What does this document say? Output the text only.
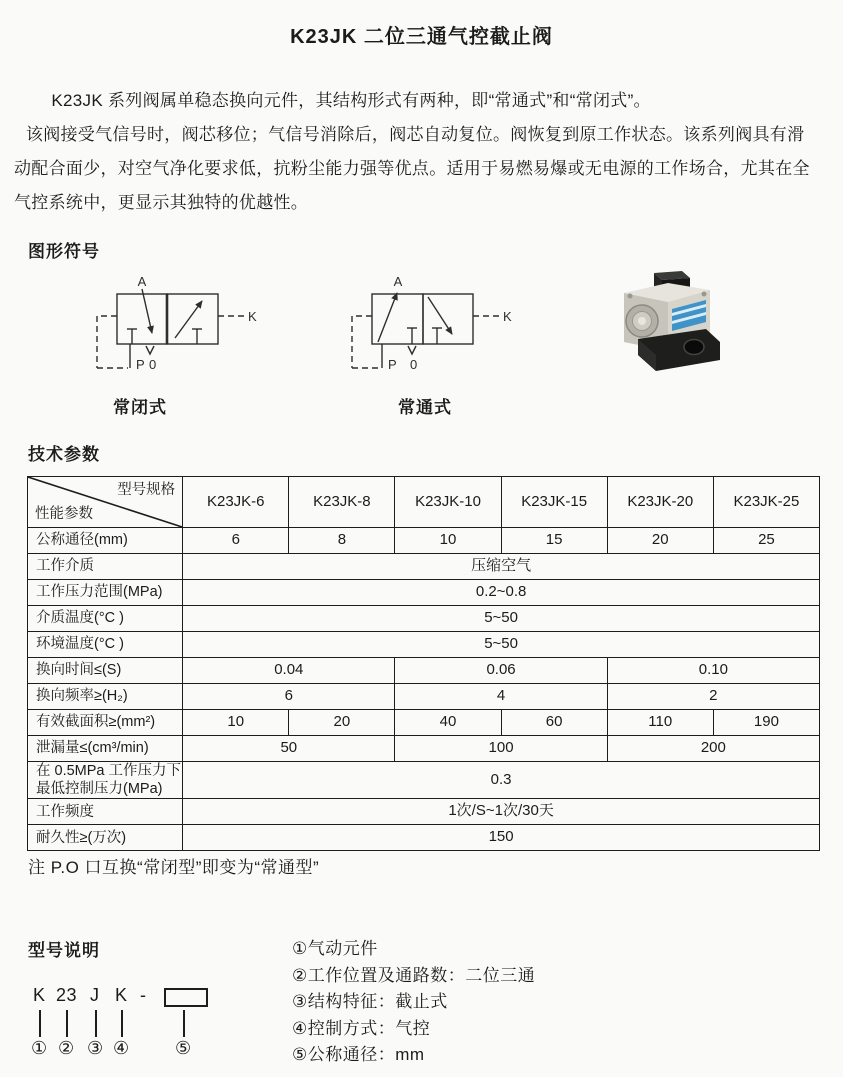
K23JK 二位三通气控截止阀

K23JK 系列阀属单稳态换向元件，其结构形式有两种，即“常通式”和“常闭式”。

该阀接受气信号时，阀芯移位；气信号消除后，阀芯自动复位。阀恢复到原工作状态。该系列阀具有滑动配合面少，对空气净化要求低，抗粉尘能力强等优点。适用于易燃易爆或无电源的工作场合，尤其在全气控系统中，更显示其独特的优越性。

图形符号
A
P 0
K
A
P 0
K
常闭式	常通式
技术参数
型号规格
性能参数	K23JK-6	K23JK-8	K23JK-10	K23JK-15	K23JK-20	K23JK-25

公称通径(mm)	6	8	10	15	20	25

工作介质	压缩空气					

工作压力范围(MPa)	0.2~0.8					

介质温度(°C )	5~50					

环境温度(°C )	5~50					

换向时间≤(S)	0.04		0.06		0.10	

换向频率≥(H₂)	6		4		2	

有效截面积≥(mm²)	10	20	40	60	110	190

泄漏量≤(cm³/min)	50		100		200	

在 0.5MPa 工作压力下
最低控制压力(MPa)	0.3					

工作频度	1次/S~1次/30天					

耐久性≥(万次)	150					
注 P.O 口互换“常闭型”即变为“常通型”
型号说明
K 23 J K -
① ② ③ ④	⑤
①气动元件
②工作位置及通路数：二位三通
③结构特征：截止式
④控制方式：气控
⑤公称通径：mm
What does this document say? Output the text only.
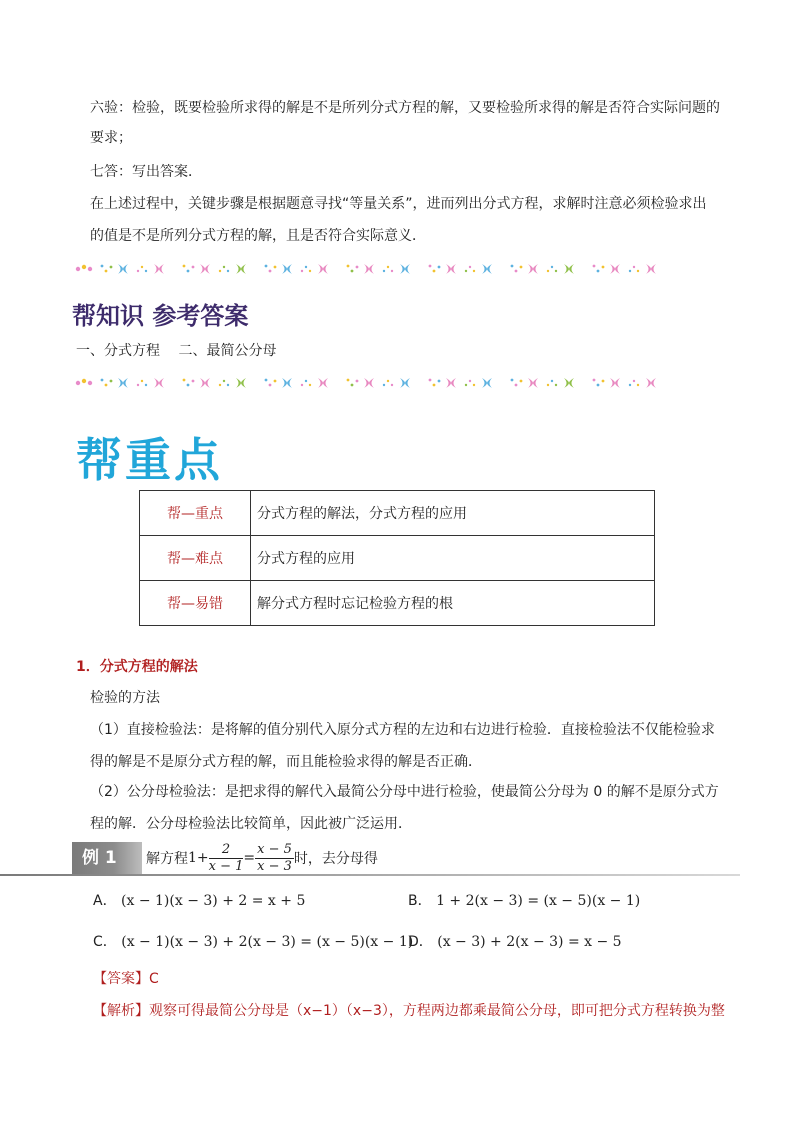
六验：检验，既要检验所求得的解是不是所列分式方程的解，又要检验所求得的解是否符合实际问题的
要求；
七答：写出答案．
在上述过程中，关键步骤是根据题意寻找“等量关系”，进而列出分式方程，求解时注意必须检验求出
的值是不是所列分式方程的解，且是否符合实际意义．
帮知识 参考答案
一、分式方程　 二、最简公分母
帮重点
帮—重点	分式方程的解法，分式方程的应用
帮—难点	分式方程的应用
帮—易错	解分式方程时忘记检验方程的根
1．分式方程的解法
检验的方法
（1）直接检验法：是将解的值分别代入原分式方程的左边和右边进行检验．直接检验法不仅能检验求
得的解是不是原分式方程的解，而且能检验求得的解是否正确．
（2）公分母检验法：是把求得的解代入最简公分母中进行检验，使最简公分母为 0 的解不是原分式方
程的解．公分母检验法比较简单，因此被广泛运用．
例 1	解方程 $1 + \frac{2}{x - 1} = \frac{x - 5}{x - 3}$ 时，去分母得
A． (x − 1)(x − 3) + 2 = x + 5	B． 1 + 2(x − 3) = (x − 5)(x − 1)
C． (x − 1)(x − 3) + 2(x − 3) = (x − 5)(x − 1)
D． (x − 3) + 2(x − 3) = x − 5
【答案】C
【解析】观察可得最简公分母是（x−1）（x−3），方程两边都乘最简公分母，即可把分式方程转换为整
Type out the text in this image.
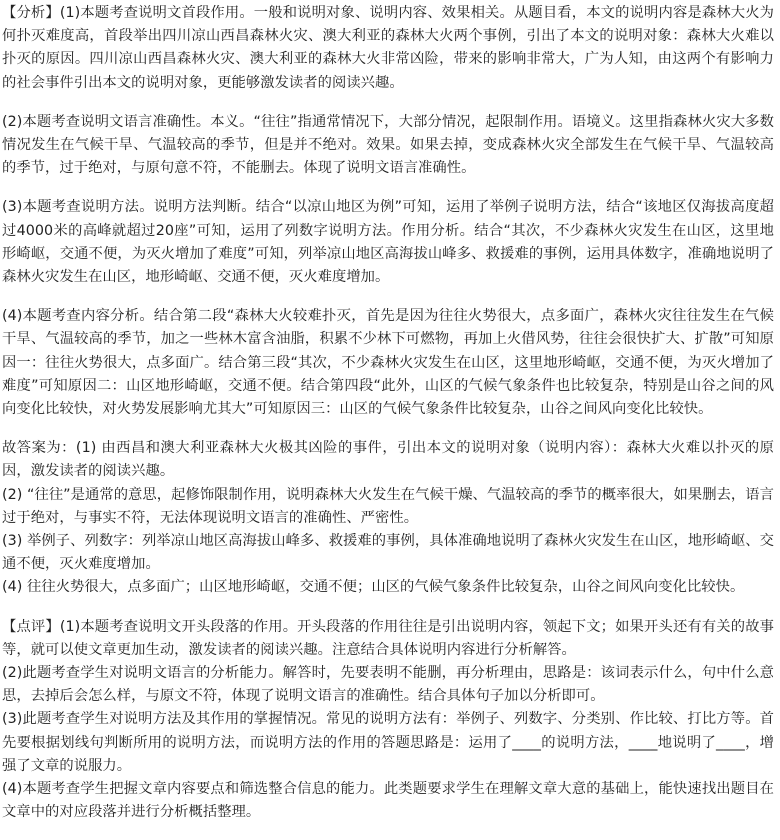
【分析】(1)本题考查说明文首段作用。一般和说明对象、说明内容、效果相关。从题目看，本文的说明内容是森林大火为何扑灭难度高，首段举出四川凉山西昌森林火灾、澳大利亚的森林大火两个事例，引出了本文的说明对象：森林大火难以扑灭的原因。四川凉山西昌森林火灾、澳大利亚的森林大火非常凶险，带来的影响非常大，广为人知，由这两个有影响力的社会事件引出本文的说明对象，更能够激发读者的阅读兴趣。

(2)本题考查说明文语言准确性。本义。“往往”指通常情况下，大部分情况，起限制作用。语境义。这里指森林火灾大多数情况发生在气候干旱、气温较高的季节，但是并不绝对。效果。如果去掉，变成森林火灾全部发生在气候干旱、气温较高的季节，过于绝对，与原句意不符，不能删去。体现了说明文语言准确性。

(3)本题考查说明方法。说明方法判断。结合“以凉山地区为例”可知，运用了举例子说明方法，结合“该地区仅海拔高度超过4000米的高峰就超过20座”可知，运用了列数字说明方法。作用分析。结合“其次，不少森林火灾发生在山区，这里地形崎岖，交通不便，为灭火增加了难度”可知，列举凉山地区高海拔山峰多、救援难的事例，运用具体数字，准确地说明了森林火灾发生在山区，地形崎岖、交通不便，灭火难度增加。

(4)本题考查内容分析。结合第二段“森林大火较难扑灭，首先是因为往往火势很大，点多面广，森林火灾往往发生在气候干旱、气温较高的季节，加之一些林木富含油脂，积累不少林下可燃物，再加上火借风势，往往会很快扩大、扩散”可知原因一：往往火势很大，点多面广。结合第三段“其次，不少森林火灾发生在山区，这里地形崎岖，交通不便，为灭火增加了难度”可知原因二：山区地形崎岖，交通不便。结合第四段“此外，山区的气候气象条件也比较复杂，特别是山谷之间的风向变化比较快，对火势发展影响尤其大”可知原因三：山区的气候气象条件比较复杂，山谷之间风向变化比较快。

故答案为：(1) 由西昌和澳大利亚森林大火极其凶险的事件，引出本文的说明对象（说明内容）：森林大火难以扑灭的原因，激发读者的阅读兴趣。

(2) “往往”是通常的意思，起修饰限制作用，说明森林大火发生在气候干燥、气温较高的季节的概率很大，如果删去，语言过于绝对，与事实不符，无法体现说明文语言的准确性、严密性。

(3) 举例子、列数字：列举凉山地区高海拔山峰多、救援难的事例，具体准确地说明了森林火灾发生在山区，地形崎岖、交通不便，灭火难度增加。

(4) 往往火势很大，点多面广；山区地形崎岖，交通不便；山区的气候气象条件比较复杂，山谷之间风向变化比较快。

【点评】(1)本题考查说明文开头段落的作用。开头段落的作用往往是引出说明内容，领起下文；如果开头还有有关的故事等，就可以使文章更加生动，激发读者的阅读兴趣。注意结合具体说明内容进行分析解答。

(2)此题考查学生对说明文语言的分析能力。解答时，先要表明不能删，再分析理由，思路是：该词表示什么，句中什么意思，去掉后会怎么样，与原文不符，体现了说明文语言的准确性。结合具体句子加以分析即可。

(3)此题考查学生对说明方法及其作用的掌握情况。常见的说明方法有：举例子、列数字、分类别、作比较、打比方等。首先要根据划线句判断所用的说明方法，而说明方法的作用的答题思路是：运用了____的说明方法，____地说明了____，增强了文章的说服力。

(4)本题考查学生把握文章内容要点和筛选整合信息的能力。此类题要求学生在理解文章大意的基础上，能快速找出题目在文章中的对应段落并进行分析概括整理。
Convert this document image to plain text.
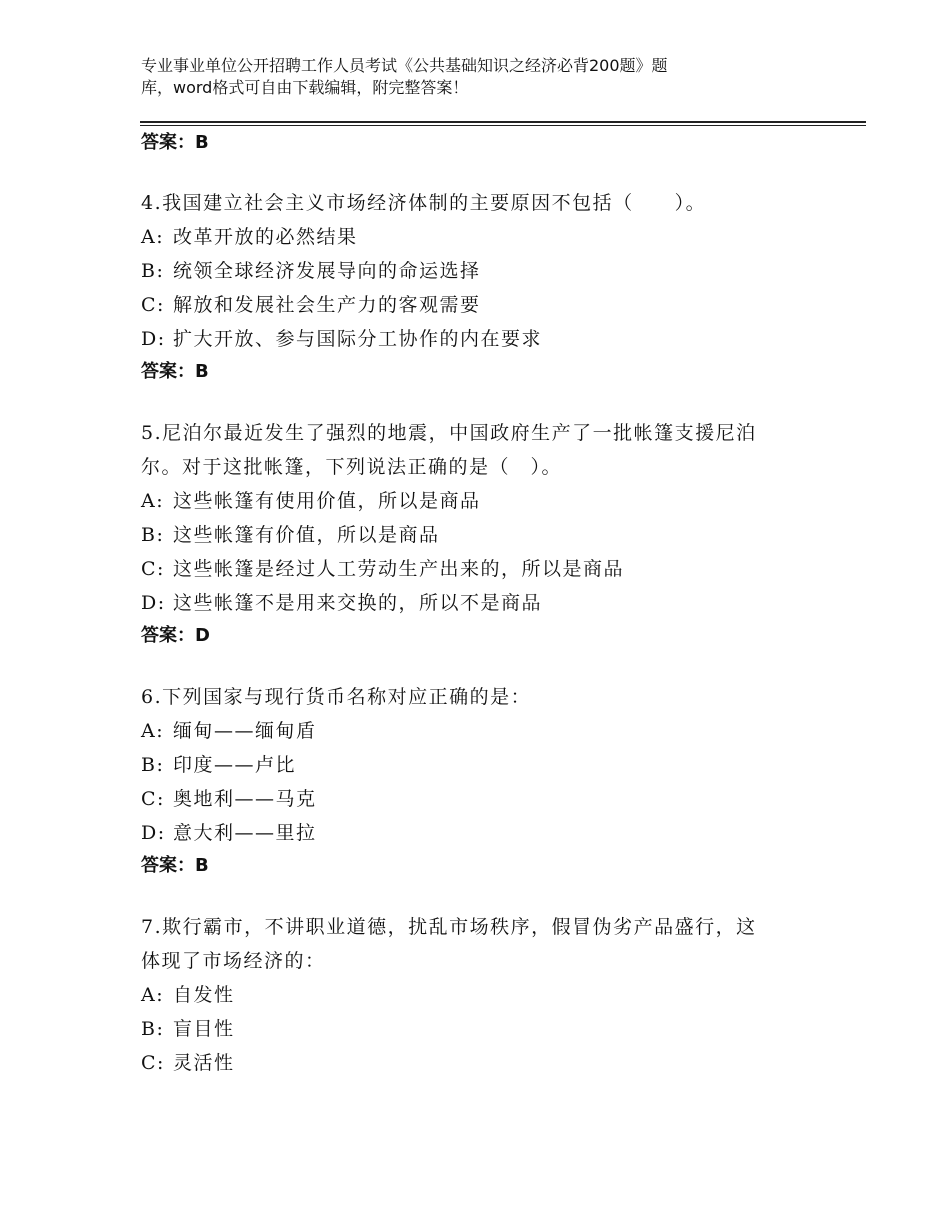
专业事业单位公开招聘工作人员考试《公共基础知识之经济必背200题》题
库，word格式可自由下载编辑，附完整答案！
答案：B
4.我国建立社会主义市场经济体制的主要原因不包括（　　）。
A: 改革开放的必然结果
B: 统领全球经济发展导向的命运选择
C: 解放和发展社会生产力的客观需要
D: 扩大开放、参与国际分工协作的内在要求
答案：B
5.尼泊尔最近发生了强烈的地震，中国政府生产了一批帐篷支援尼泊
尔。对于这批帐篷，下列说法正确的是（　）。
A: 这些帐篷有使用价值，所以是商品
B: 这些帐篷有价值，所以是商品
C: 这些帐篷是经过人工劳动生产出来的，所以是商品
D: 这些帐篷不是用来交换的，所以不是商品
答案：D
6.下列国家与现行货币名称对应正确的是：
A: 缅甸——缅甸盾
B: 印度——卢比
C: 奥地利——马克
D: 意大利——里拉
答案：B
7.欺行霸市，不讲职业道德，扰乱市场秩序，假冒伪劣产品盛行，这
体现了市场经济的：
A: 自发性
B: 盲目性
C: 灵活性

> **Brief**:
Without the images, write out each line of the data verbatim.

> **Written solution**:
What does this document say? Output the text only.
K23JK 二位三通气控截止阀

K23JK 系列阀属单稳态换向元件，其结构形式有两种，即“常通式”和“常闭式”。

该阀接受气信号时，阀芯移位；气信号消除后，阀芯自动复位。阀恢复到原工作状态。该系列阀具有滑动配合面少，对空气净化要求低，抗粉尘能力强等优点。适用于易燃易爆或无电源的工作场合，尤其在全气控系统中，更显示其独特的优越性。

图形符号
A
P 0
K
A
P 0
K
常闭式	常通式
技术参数
型号规格
性能参数	K23JK-6	K23JK-8	K23JK-10	K23JK-15	K23JK-20	K23JK-25

公称通径(mm)	6	8	10	15	20	25

工作介质	压缩空气					

工作压力范围(MPa)	0.2~0.8					

介质温度(°C )	5~50					

环境温度(°C )	5~50					

换向时间≤(S)	0.04		0.06		0.10	

换向频率≥(H₂)	6		4		2	

有效截面积≥(mm²)	10	20	40	60	110	190

泄漏量≤(cm³/min)	50		100		200	

在 0.5MPa 工作压力下
最低控制压力(MPa)	0.3					

工作频度	1次/S~1次/30天					

耐久性≥(万次)	150					
注 P.O 口互换“常闭型”即变为“常通型”
型号说明
K 23 J K -
① ② ③ ④	⑤
①气动元件
②工作位置及通路数：二位三通
③结构特征：截止式
④控制方式：气控
⑤公称通径：mm
What does this document say? Output the text only.
六验：检验，既要检验所求得的解是不是所列分式方程的解，又要检验所求得的解是否符合实际问题的
要求；
七答：写出答案．
在上述过程中，关键步骤是根据题意寻找“等量关系”，进而列出分式方程，求解时注意必须检验求出
的值是不是所列分式方程的解，且是否符合实际意义．
帮知识 参考答案
一、分式方程　 二、最简公分母
帮重点
帮—重点	分式方程的解法，分式方程的应用
帮—难点	分式方程的应用
帮—易错	解分式方程时忘记检验方程的根
1．分式方程的解法
检验的方法
（1）直接检验法：是将解的值分别代入原分式方程的左边和右边进行检验．直接检验法不仅能检验求
得的解是不是原分式方程的解，而且能检验求得的解是否正确．
（2）公分母检验法：是把求得的解代入最简公分母中进行检验，使最简公分母为 0 的解不是原分式方
程的解．公分母检验法比较简单，因此被广泛运用．
例 1	解方程 $1 + \frac{2}{x - 1} = \frac{x - 5}{x - 3}$ 时，去分母得
A． (x − 1)(x − 3) + 2 = x + 5	B． 1 + 2(x − 3) = (x − 5)(x − 1)
C． (x − 1)(x − 3) + 2(x − 3) = (x − 5)(x − 1)
D． (x − 3) + 2(x − 3) = x − 5
【答案】C
【解析】观察可得最简公分母是（x−1）（x−3），方程两边都乘最简公分母，即可把分式方程转换为整
Type out the text in this image.
【分析】(1)本题考查说明文首段作用。一般和说明对象、说明内容、效果相关。从题目看，本文的说明内容是森林大火为何扑灭难度高，首段举出四川凉山西昌森林火灾、澳大利亚的森林大火两个事例，引出了本文的说明对象：森林大火难以扑灭的原因。四川凉山西昌森林火灾、澳大利亚的森林大火非常凶险，带来的影响非常大，广为人知，由这两个有影响力的社会事件引出本文的说明对象，更能够激发读者的阅读兴趣。

(2)本题考查说明文语言准确性。本义。“往往”指通常情况下，大部分情况，起限制作用。语境义。这里指森林火灾大多数情况发生在气候干旱、气温较高的季节，但是并不绝对。效果。如果去掉，变成森林火灾全部发生在气候干旱、气温较高的季节，过于绝对，与原句意不符，不能删去。体现了说明文语言准确性。

(3)本题考查说明方法。说明方法判断。结合“以凉山地区为例”可知，运用了举例子说明方法，结合“该地区仅海拔高度超过4000米的高峰就超过20座”可知，运用了列数字说明方法。作用分析。结合“其次，不少森林火灾发生在山区，这里地形崎岖，交通不便，为灭火增加了难度”可知，列举凉山地区高海拔山峰多、救援难的事例，运用具体数字，准确地说明了森林火灾发生在山区，地形崎岖、交通不便，灭火难度增加。

(4)本题考查内容分析。结合第二段“森林大火较难扑灭，首先是因为往往火势很大，点多面广，森林火灾往往发生在气候干旱、气温较高的季节，加之一些林木富含油脂，积累不少林下可燃物，再加上火借风势，往往会很快扩大、扩散”可知原因一：往往火势很大，点多面广。结合第三段“其次，不少森林火灾发生在山区，这里地形崎岖，交通不便，为灭火增加了难度”可知原因二：山区地形崎岖，交通不便。结合第四段“此外，山区的气候气象条件也比较复杂，特别是山谷之间的风向变化比较快，对火势发展影响尤其大”可知原因三：山区的气候气象条件比较复杂，山谷之间风向变化比较快。

故答案为：(1) 由西昌和澳大利亚森林大火极其凶险的事件，引出本文的说明对象（说明内容）：森林大火难以扑灭的原因，激发读者的阅读兴趣。

(2) “往往”是通常的意思，起修饰限制作用，说明森林大火发生在气候干燥、气温较高的季节的概率很大，如果删去，语言过于绝对，与事实不符，无法体现说明文语言的准确性、严密性。

(3) 举例子、列数字：列举凉山地区高海拔山峰多、救援难的事例，具体准确地说明了森林火灾发生在山区，地形崎岖、交通不便，灭火难度增加。

(4) 往往火势很大，点多面广；山区地形崎岖，交通不便；山区的气候气象条件比较复杂，山谷之间风向变化比较快。

【点评】(1)本题考查说明文开头段落的作用。开头段落的作用往往是引出说明内容，领起下文；如果开头还有有关的故事等，就可以使文章更加生动，激发读者的阅读兴趣。注意结合具体说明内容进行分析解答。

(2)此题考查学生对说明文语言的分析能力。解答时，先要表明不能删，再分析理由，思路是：该词表示什么，句中什么意思，去掉后会怎么样，与原文不符，体现了说明文语言的准确性。结合具体句子加以分析即可。

(3)此题考查学生对说明方法及其作用的掌握情况。常见的说明方法有：举例子、列数字、分类别、作比较、打比方等。首先要根据划线句判断所用的说明方法，而说明方法的作用的答题思路是：运用了____的说明方法，____地说明了____，增强了文章的说服力。

(4)本题考查学生把握文章内容要点和筛选整合信息的能力。此类题要求学生在理解文章大意的基础上，能快速找出题目在文章中的对应段落并进行分析概括整理。
Convert this document image to plain text.
专业事业单位公开招聘工作人员考试《公共基础知识之经济必背200题》题
库，word格式可自由下载编辑，附完整答案！
答案：B
4.我国建立社会主义市场经济体制的主要原因不包括（　　）。
A: 改革开放的必然结果
B: 统领全球经济发展导向的命运选择
C: 解放和发展社会生产力的客观需要
D: 扩大开放、参与国际分工协作的内在要求
答案：B
5.尼泊尔最近发生了强烈的地震，中国政府生产了一批帐篷支援尼泊
尔。对于这批帐篷，下列说法正确的是（　）。
A: 这些帐篷有使用价值，所以是商品
B: 这些帐篷有价值，所以是商品
C: 这些帐篷是经过人工劳动生产出来的，所以是商品
D: 这些帐篷不是用来交换的，所以不是商品
答案：D
6.下列国家与现行货币名称对应正确的是：
A: 缅甸——缅甸盾
B: 印度——卢比
C: 奥地利——马克
D: 意大利——里拉
答案：B
7.欺行霸市，不讲职业道德，扰乱市场秩序，假冒伪劣产品盛行，这
体现了市场经济的：
A: 自发性
B: 盲目性
C: 灵活性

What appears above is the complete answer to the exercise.